■ **Texto**:
• • • • •
Falhas recorrentes no fornecimento reacendem debate sobre concessão e pressão por punições mais duras
A concessionária Enel foi multada em R$ 14 milhões pelo Procon-SP por falhas no fornecimento de energia elétrica que deixaram moradores da região metropolitana de São Paulo sem luz por mais de 48 horas no fim do ano passado. A penalidade foi aplicada após a análise de uma série de reclamações registradas por consumidores afetados por interrupções ocorridas entre os dias 21 e 23 de setembro e de 8 a 14 de dezembro.
>> Siga o canal do Jornal Local no WhatsApp
De acordo com o Procon, as ocorrências configuram descumprimento do Código de Defesa do Consumidor, que obriga concessionárias de serviços essenciais a garantir prestação adequada, contínua e eficiente. Desde 2019, a Enel já foi autuada nove vezes pelo órgão estadual, o que reforça o histórico de problemas na distribuição de energia na Grande São Paulo.

A nova multa se soma a outra penalidade aplicada em dezembro pelo Procon Paulistano, no valor de R$ 14,3 milhões, após a falta de energia atingir milhões de consumidores da capital durante a passagem de um ciclone extratropical. Na ocasião, bairros inteiros ficaram dias sem eletricidade, afetando serviços públicos, comércio e residências.
As falhas sucessivas levaram o governador de São Paulo, Tarcísio de Freitas, o prefeito da capital, Ricardo Nunes, e o ministro de Minas e Energia, Alexandre Silveira, a articular um pedido formal à Agência Nacional de Energia Elétrica para a abertura de processo de caducidade do contrato de concessão da Enel, que atende a cidade de São Paulo e outros 23 municípios da região metropolitana.
No início deste ano, o Palácio do Planalto também entrou no tema. O presidente Luiz Inácio Lula da Silva determinou a apuração das falhas e a adoção de medidas para assegurar a continuidade e a qualidade do serviço prestado à população paulista, ampliando a pressão política sobre a concessionária e sobre os órgãos reguladores.
• • • • •
■ **Dados registrados**:
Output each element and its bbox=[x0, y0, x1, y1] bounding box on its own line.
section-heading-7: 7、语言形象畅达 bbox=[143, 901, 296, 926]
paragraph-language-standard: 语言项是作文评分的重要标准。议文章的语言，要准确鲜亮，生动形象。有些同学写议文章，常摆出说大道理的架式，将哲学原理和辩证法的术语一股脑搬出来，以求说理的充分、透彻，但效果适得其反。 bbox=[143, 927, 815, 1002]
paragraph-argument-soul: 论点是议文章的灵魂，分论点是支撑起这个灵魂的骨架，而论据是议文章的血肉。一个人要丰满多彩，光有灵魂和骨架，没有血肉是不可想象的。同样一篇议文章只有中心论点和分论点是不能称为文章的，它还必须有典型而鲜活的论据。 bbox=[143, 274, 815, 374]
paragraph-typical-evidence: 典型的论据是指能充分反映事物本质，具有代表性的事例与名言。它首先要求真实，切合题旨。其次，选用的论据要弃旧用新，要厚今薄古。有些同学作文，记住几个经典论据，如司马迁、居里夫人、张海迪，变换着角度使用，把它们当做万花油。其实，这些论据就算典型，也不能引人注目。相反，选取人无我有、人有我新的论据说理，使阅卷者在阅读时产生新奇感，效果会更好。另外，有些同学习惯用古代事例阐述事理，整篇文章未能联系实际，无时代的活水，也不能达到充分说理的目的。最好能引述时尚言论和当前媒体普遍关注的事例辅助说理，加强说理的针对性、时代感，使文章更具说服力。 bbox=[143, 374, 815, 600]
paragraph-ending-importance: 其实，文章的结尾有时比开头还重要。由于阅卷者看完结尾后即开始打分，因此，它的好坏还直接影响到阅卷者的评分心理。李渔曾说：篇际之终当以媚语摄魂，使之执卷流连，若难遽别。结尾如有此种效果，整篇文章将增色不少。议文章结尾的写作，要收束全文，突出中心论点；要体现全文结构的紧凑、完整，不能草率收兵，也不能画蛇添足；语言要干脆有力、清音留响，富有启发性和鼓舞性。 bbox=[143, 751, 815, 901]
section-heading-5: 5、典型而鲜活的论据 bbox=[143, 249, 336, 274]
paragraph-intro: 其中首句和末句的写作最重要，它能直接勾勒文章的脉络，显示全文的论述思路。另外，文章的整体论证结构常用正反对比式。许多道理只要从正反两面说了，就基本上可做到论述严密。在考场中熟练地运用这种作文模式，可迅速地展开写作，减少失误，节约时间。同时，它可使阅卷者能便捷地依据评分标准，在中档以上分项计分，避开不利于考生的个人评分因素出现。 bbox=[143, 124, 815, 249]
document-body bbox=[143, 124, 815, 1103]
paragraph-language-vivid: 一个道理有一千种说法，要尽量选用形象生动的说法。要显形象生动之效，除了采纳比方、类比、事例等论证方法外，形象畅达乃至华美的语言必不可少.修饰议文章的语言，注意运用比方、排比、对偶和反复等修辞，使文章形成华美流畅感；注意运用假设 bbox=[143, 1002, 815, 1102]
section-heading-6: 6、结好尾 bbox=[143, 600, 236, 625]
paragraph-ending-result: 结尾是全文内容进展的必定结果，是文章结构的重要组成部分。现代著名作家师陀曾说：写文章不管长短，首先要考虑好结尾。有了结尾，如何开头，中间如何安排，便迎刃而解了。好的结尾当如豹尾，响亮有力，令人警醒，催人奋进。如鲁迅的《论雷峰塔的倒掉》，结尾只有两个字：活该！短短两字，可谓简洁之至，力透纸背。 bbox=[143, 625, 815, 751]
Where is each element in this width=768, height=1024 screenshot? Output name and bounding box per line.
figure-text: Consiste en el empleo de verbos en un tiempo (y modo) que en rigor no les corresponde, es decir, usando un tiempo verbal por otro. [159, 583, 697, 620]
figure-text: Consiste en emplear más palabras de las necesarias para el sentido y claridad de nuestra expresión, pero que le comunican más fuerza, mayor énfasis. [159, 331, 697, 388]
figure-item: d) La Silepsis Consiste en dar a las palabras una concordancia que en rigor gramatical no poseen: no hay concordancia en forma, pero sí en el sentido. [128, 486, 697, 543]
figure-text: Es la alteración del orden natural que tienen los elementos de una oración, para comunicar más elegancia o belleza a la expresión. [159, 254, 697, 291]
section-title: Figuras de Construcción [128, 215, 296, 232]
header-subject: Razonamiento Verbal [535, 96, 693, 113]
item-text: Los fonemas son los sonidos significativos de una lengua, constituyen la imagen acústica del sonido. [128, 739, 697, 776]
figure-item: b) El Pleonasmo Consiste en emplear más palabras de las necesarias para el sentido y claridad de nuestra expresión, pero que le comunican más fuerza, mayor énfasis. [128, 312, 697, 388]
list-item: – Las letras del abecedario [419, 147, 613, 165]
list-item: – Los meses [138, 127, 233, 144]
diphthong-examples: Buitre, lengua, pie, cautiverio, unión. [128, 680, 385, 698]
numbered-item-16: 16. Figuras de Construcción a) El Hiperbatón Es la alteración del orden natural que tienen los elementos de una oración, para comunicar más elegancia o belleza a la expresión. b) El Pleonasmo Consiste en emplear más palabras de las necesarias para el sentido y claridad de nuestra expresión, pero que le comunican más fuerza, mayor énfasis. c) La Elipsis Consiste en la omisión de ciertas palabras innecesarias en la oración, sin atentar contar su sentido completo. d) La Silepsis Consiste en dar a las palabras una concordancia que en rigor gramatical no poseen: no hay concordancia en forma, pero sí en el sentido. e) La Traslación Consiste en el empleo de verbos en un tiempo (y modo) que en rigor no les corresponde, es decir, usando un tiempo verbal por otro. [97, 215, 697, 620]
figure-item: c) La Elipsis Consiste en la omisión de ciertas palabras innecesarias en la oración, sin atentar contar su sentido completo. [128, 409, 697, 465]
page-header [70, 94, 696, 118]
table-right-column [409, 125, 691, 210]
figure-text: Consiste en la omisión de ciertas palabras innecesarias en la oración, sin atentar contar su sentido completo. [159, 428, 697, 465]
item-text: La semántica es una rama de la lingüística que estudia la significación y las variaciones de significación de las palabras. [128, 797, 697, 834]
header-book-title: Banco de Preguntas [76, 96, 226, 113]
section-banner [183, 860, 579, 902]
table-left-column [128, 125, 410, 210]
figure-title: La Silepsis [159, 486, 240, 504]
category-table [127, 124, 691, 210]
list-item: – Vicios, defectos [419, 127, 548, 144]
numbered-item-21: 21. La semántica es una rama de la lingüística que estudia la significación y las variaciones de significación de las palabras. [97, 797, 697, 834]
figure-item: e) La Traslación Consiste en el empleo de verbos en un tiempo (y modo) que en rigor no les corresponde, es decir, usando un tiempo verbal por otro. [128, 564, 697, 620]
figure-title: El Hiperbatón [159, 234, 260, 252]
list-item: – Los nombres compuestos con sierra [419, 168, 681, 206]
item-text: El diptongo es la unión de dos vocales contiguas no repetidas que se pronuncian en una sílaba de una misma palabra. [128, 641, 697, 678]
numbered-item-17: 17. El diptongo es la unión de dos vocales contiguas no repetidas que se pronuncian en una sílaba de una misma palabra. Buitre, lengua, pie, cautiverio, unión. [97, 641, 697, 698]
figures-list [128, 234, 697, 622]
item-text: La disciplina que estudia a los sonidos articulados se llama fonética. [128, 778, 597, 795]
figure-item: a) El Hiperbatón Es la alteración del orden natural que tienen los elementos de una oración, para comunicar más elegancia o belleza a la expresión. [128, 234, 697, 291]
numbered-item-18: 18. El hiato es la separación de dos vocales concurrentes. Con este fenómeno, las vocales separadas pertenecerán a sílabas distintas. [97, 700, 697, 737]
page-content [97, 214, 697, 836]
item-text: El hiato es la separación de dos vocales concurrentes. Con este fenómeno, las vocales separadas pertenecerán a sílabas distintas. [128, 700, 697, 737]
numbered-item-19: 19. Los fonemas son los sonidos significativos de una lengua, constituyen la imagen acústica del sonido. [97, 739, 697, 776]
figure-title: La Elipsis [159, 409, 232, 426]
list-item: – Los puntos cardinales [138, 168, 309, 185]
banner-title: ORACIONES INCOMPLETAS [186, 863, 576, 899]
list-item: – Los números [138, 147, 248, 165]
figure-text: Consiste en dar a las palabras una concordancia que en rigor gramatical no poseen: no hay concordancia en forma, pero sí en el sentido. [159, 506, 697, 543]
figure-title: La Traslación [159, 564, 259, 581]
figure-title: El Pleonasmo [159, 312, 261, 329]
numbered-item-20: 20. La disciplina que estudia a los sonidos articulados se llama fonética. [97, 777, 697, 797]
• • • • •
■ **Atividade**:
Dê a continuação da reportagem sobre as falhas da Enel no fornecimento de energia, começando logo após a última frase. Os registros são um material à parte, sem relação com o texto.

■ **Resultado a seguir**:
A Enel informou que apresentou defesa dentro do prazo e aguarda o andamento do processo administrativo. A empresa afirma ter reforçado planos de contingência para eventos climáticos severos, com aumento de equipes em campo, contratação de eletricistas, ampliação da frota de geradores e intensificação da manutenção da rede. A concessionária também anunciou investimentos de R$ 10,4 bilhões em São Paulo até 2027.
Em relação ao apagão de dezembro, a empresa revisou os números e confirmou que 4,4 milhões de clientes foram impactados ao longo do período de ventos fortes, mais que o dobro da estimativa inicial divulgada durante a crise. Segundo a concessionária, o dado final considera o total acumulado de unidades afetadas em momentos distintos do evento climático.
As multas e a revisão para cima do número de consumidores afetados expõem fragilidades na fiscalização e reacendem questionamentos sobre a capacidade da Enel de cumprir o contrato de concessão. Enquanto governos estadual e federal discutem medidas extremas, como a caducidade, a Aneel passa a ser pressionada a decidir se os reiterados apagões configuram falha estrutural ou episódios pontuais, em um debate que envolve bilhões em investimentos, interesses regulatórios e o impacto direto sobre milhões de consumidores.